+++ Dataset excerpts
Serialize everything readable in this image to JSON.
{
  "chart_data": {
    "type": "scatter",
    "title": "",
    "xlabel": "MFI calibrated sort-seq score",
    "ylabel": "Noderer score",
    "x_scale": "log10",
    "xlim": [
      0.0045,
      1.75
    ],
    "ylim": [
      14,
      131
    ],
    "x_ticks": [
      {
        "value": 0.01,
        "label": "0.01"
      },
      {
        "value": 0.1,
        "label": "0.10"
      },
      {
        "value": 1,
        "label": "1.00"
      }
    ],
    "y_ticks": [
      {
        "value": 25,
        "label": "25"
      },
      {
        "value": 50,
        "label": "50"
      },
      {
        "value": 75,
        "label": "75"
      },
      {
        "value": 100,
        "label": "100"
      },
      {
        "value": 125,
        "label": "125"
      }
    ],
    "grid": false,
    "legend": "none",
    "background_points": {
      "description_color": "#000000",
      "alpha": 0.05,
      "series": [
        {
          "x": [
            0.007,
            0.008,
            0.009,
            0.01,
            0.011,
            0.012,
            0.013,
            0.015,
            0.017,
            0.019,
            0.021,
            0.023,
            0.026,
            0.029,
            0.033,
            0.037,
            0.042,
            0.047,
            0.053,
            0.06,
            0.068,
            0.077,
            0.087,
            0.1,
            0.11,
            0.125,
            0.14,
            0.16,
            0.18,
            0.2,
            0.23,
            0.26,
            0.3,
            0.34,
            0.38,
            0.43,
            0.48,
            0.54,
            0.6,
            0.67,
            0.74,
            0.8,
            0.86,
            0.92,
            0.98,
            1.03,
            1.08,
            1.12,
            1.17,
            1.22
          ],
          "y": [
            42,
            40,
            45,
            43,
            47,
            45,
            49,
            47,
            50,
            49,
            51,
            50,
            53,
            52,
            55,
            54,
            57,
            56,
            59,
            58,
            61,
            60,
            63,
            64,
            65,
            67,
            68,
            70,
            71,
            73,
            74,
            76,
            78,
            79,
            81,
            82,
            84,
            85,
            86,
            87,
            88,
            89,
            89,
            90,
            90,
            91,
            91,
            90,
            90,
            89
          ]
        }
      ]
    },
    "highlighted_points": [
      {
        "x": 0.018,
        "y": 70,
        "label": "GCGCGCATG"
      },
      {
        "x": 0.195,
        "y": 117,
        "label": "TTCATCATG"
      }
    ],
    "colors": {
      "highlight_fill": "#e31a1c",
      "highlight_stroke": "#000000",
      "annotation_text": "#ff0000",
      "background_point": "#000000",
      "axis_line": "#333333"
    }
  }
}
++++++
### Aim
Print out the whole listing exactly as it appears.

### Exercise solution
Serialize everything readable in this image to JSON.
{
  "chart_data": {
    "type": "scatter",
    "title": "",
    "xlabel": "MFI calibrated sort-seq score",
    "ylabel": "Noderer score",
    "x_scale": "log10",
    "xlim": [
      0.0045,
      1.75
    ],
    "ylim": [
      14,
      131
    ],
    "x_ticks": [
      {
        "value": 0.01,
        "label": "0.01"
      },
      {
        "value": 0.1,
        "label": "0.10"
      },
      {
        "value": 1,
        "label": "1.00"
      }
    ],
    "y_ticks": [
      {
        "value": 25,
        "label": "25"
      },
      {
        "value": 50,
        "label": "50"
      },
      {
        "value": 75,
        "label": "75"
      },
      {
        "value": 100,
        "label": "100"
      },
      {
        "value": 125,
        "label": "125"
      }
    ],
    "grid": false,
    "legend": "none",
    "background_points": {
      "description_color": "#000000",
      "alpha": 0.05,
      "series": [
        {
          "x": [
            0.007,
            0.008,
            0.009,
            0.01,
            0.011,
            0.012,
            0.013,
            0.015,
            0.017,
            0.019,
            0.021,
            0.023,
            0.026,
            0.029,
            0.033,
            0.037,
            0.042,
            0.047,
            0.053,
            0.06,
            0.068,
            0.077,
            0.087,
            0.1,
            0.11,
            0.125,
            0.14,
            0.16,
            0.18,
            0.2,
            0.23,
            0.26,
            0.3,
            0.34,
            0.38,
            0.43,
            0.48,
            0.54,
            0.6,
            0.67,
            0.74,
            0.8,
            0.86,
            0.92,
            0.98,
            1.03,
            1.08,
            1.12,
            1.17,
            1.22
          ],
          "y": [
            42,
            40,
            45,
            43,
            47,
            45,
            49,
            47,
            50,
            49,
            51,
            50,
            53,
            52,
            55,
            54,
            57,
            56,
            59,
            58,
            61,
            60,
            63,
            64,
            65,
            67,
            68,
            70,
            71,
            73,
            74,
            76,
            78,
            79,
            81,
            82,
            84,
            85,
            86,
            87,
            88,
            89,
            89,
            90,
            90,
            91,
            91,
            90,
            90,
            89
          ]
        }
      ]
    },
    "highlighted_points": [
      {
        "x": 0.018,
        "y": 70,
        "label": "GCGCGCATG"
      },
      {
        "x": 0.195,
        "y": 117,
        "label": "TTCATCATG"
      }
    ],
    "colors": {
      "highlight_fill": "#e31a1c",
      "highlight_stroke": "#000000",
      "annotation_text": "#ff0000",
      "background_point": "#000000",
      "axis_line": "#333333"
    }
  }
}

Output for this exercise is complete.